Short exercise:
Gather up every line that includes the string "sobre".

Extracted data:
___

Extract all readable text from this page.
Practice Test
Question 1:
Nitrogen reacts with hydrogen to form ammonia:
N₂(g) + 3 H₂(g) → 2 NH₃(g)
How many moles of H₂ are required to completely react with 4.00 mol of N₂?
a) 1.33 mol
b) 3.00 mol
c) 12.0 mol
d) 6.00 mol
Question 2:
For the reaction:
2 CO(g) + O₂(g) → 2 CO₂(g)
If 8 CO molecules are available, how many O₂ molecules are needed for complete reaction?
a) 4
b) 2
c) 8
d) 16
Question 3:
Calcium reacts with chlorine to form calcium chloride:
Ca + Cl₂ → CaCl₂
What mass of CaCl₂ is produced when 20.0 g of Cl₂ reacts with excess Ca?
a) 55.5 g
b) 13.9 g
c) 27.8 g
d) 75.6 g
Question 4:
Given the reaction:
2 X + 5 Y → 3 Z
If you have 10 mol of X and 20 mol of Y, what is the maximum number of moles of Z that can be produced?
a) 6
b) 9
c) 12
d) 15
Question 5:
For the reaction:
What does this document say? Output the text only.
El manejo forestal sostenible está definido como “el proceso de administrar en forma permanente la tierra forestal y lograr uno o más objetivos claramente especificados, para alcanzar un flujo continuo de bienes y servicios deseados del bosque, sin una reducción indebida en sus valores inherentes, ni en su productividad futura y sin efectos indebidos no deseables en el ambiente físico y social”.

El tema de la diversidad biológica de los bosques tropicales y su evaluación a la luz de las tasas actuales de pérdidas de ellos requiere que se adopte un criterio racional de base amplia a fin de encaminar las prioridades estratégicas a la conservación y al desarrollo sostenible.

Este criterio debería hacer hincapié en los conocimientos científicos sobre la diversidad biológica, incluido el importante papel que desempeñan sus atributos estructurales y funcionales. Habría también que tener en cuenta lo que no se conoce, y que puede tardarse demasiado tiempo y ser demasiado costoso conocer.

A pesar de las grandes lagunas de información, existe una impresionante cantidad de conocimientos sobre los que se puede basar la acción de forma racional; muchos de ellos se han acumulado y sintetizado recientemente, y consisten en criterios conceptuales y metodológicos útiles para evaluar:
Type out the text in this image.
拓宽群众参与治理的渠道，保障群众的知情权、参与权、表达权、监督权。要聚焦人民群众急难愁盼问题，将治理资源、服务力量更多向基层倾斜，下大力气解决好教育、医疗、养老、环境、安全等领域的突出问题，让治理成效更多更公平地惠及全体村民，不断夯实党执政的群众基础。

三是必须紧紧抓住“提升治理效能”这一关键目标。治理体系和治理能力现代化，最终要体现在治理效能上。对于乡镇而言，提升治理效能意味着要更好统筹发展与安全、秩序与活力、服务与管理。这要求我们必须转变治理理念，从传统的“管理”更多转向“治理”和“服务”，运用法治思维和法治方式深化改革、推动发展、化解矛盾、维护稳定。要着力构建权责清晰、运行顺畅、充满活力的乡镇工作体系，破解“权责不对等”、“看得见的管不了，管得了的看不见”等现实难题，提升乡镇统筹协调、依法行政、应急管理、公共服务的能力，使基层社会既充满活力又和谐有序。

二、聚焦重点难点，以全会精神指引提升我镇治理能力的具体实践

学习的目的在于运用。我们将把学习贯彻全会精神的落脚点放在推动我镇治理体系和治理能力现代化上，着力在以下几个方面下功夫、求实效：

___

Result of this task:
Este criterio debería hacer hincapié en los conocimientos científicos sobre la diversidad biológica, incluido el importante papel que desempeñan sus atributos estructurales y funcionales. Habría también que tener en cuenta lo que no se conoce, y que puede tardarse demasiado tiempo y ser demasiado costoso conocer.
A pesar de las grandes lagunas de información, existe una impresionante cantidad de conocimientos sobre los que se puede basar la acción de forma racional; muchos de ellos se han acumulado y sintetizado recientemente, y consisten en criterios conceptuales y metodológicos útiles para evaluar:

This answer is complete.